>> Start TASK DATA

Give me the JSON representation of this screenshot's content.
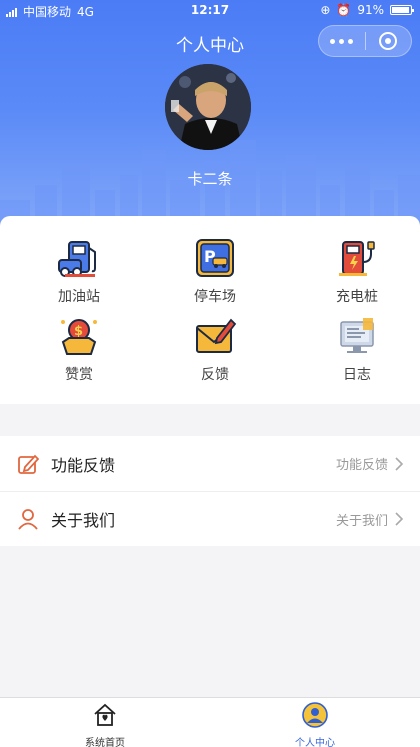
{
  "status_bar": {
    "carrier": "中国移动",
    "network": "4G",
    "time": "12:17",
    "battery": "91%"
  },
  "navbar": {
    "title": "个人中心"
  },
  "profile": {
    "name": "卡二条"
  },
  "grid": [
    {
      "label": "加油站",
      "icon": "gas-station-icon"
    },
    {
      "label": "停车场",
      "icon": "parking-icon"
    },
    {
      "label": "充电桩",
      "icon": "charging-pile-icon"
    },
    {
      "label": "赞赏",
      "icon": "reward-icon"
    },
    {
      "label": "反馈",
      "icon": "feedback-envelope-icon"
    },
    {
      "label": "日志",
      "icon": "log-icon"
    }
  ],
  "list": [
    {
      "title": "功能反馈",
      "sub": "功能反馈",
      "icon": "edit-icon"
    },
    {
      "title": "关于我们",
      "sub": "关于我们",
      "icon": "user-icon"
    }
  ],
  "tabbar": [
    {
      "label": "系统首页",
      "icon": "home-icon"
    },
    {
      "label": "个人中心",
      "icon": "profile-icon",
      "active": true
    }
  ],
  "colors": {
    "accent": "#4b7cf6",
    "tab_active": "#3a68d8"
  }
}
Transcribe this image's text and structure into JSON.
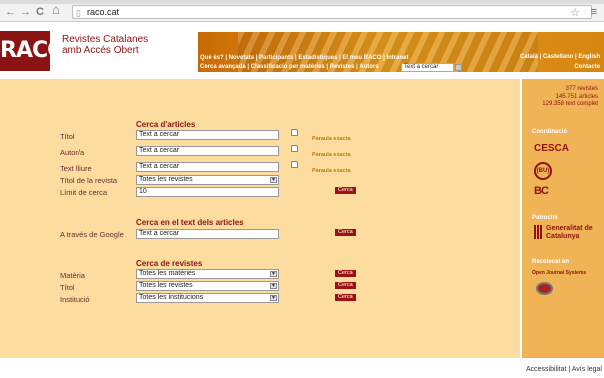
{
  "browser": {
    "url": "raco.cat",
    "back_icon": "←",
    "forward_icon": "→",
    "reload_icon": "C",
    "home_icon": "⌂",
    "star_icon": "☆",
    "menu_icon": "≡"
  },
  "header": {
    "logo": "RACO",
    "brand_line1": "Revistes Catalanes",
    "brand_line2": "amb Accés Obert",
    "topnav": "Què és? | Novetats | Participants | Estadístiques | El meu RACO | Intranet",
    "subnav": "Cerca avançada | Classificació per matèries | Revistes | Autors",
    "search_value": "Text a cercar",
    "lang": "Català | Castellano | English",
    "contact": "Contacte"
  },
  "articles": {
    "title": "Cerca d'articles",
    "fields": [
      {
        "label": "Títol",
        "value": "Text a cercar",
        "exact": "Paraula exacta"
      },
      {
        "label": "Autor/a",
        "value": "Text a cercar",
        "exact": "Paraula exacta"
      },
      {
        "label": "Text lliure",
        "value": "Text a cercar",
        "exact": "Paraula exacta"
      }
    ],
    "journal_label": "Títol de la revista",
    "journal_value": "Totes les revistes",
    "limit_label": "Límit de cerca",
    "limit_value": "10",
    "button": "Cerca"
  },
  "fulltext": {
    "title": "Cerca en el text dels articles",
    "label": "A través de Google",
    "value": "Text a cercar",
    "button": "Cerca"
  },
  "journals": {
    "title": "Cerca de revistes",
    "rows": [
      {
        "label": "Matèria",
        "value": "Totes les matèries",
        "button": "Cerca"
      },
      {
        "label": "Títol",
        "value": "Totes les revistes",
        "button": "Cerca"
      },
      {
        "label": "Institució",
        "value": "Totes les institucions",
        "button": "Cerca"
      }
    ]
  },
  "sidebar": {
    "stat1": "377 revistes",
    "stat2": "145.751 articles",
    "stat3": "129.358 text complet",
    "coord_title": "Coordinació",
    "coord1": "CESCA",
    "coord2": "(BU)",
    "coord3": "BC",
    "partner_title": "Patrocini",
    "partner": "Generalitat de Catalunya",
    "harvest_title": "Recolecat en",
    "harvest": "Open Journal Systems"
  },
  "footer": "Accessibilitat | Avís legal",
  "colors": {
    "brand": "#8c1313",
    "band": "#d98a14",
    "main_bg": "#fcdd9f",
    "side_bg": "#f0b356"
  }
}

>> End TASK DATA

WHAT THIS TASK INVOLVES. Please transcribe the material above exactly as written. Leave the pictures out.

WRITTEN RESPONSE.
Give me the JSON representation of this screenshot's content.
{
  "status_bar": {
    "carrier": "中国移动",
    "network": "4G",
    "time": "12:17",
    "battery": "91%"
  },
  "navbar": {
    "title": "个人中心"
  },
  "profile": {
    "name": "卡二条"
  },
  "grid": [
    {
      "label": "加油站",
      "icon": "gas-station-icon"
    },
    {
      "label": "停车场",
      "icon": "parking-icon"
    },
    {
      "label": "充电桩",
      "icon": "charging-pile-icon"
    },
    {
      "label": "赞赏",
      "icon": "reward-icon"
    },
    {
      "label": "反馈",
      "icon": "feedback-envelope-icon"
    },
    {
      "label": "日志",
      "icon": "log-icon"
    }
  ],
  "list": [
    {
      "title": "功能反馈",
      "sub": "功能反馈",
      "icon": "edit-icon"
    },
    {
      "title": "关于我们",
      "sub": "关于我们",
      "icon": "user-icon"
    }
  ],
  "tabbar": [
    {
      "label": "系统首页",
      "icon": "home-icon"
    },
    {
      "label": "个人中心",
      "icon": "profile-icon",
      "active": true
    }
  ],
  "colors": {
    "accent": "#4b7cf6",
    "tab_active": "#3a68d8"
  }
}
Transcribe this image's text and structure into JSON.
{
  "browser": {
    "url": "raco.cat",
    "back_icon": "←",
    "forward_icon": "→",
    "reload_icon": "C",
    "home_icon": "⌂",
    "star_icon": "☆",
    "menu_icon": "≡"
  },
  "header": {
    "logo": "RACO",
    "brand_line1": "Revistes Catalanes",
    "brand_line2": "amb Accés Obert",
    "topnav": "Què és? | Novetats | Participants | Estadístiques | El meu RACO | Intranet",
    "subnav": "Cerca avançada | Classificació per matèries | Revistes | Autors",
    "search_value": "Text a cercar",
    "lang": "Català | Castellano | English",
    "contact": "Contacte"
  },
  "articles": {
    "title": "Cerca d'articles",
    "fields": [
      {
        "label": "Títol",
        "value": "Text a cercar",
        "exact": "Paraula exacta"
      },
      {
        "label": "Autor/a",
        "value": "Text a cercar",
        "exact": "Paraula exacta"
      },
      {
        "label": "Text lliure",
        "value": "Text a cercar",
        "exact": "Paraula exacta"
      }
    ],
    "journal_label": "Títol de la revista",
    "journal_value": "Totes les revistes",
    "limit_label": "Límit de cerca",
    "limit_value": "10",
    "button": "Cerca"
  },
  "fulltext": {
    "title": "Cerca en el text dels articles",
    "label": "A través de Google",
    "value": "Text a cercar",
    "button": "Cerca"
  },
  "journals": {
    "title": "Cerca de revistes",
    "rows": [
      {
        "label": "Matèria",
        "value": "Totes les matèries",
        "button": "Cerca"
      },
      {
        "label": "Títol",
        "value": "Totes les revistes",
        "button": "Cerca"
      },
      {
        "label": "Institució",
        "value": "Totes les institucions",
        "button": "Cerca"
      }
    ]
  },
  "sidebar": {
    "stat1": "377 revistes",
    "stat2": "145.751 articles",
    "stat3": "129.358 text complet",
    "coord_title": "Coordinació",
    "coord1": "CESCA",
    "coord2": "(BU)",
    "coord3": "BC",
    "partner_title": "Patrocini",
    "partner": "Generalitat de Catalunya",
    "harvest_title": "Recolecat en",
    "harvest": "Open Journal Systems"
  },
  "footer": "Accessibilitat | Avís legal",
  "colors": {
    "brand": "#8c1313",
    "band": "#d98a14",
    "main_bg": "#fcdd9f",
    "side_bg": "#f0b356"
  }
}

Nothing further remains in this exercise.